### [EXERCISE DESCRIPTION]
Reproduce all of the data that follows, character for character.

---------- ROWS

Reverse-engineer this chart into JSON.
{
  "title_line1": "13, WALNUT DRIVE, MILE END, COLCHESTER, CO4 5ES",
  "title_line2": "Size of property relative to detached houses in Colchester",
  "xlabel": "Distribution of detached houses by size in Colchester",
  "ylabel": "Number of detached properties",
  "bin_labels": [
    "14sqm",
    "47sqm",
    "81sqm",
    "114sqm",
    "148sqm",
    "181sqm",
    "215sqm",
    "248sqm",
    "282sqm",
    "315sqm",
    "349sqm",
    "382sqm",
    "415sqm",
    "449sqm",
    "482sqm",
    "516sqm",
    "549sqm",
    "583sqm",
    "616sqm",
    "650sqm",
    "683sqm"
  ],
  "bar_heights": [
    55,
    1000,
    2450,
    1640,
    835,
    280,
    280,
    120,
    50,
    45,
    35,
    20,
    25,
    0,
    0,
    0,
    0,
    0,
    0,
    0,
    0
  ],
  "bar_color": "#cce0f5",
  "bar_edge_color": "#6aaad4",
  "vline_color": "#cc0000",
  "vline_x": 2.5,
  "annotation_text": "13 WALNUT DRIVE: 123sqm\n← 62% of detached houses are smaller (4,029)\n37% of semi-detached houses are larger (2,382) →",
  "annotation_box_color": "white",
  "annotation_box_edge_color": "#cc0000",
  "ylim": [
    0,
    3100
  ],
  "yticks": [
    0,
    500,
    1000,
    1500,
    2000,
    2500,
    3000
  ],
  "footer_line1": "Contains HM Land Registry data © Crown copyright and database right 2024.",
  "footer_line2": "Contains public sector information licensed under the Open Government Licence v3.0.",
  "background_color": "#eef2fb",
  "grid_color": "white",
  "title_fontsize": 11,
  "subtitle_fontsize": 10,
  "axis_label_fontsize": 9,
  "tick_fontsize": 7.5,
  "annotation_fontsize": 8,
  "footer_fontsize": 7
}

--------------------

### [RESPONSE]
Reverse-engineer this chart into JSON.
{
  "title_line1": "13, WALNUT DRIVE, MILE END, COLCHESTER, CO4 5ES",
  "title_line2": "Size of property relative to detached houses in Colchester",
  "xlabel": "Distribution of detached houses by size in Colchester",
  "ylabel": "Number of detached properties",
  "bin_labels": [
    "14sqm",
    "47sqm",
    "81sqm",
    "114sqm",
    "148sqm",
    "181sqm",
    "215sqm",
    "248sqm",
    "282sqm",
    "315sqm",
    "349sqm",
    "382sqm",
    "415sqm",
    "449sqm",
    "482sqm",
    "516sqm",
    "549sqm",
    "583sqm",
    "616sqm",
    "650sqm",
    "683sqm"
  ],
  "bar_heights": [
    55,
    1000,
    2450,
    1640,
    835,
    280,
    280,
    120,
    50,
    45,
    35,
    20,
    25,
    0,
    0,
    0,
    0,
    0,
    0,
    0,
    0
  ],
  "bar_color": "#cce0f5",
  "bar_edge_color": "#6aaad4",
  "vline_color": "#cc0000",
  "vline_x": 2.5,
  "annotation_text": "13 WALNUT DRIVE: 123sqm\n← 62% of detached houses are smaller (4,029)\n37% of semi-detached houses are larger (2,382) →",
  "annotation_box_color": "white",
  "annotation_box_edge_color": "#cc0000",
  "ylim": [
    0,
    3100
  ],
  "yticks": [
    0,
    500,
    1000,
    1500,
    2000,
    2500,
    3000
  ],
  "footer_line1": "Contains HM Land Registry data © Crown copyright and database right 2024.",
  "footer_line2": "Contains public sector information licensed under the Open Government Licence v3.0.",
  "background_color": "#eef2fb",
  "grid_color": "white",
  "title_fontsize": 11,
  "subtitle_fontsize": 10,
  "axis_label_fontsize": 9,
  "tick_fontsize": 7.5,
  "annotation_fontsize": 8,
  "footer_fontsize": 7
}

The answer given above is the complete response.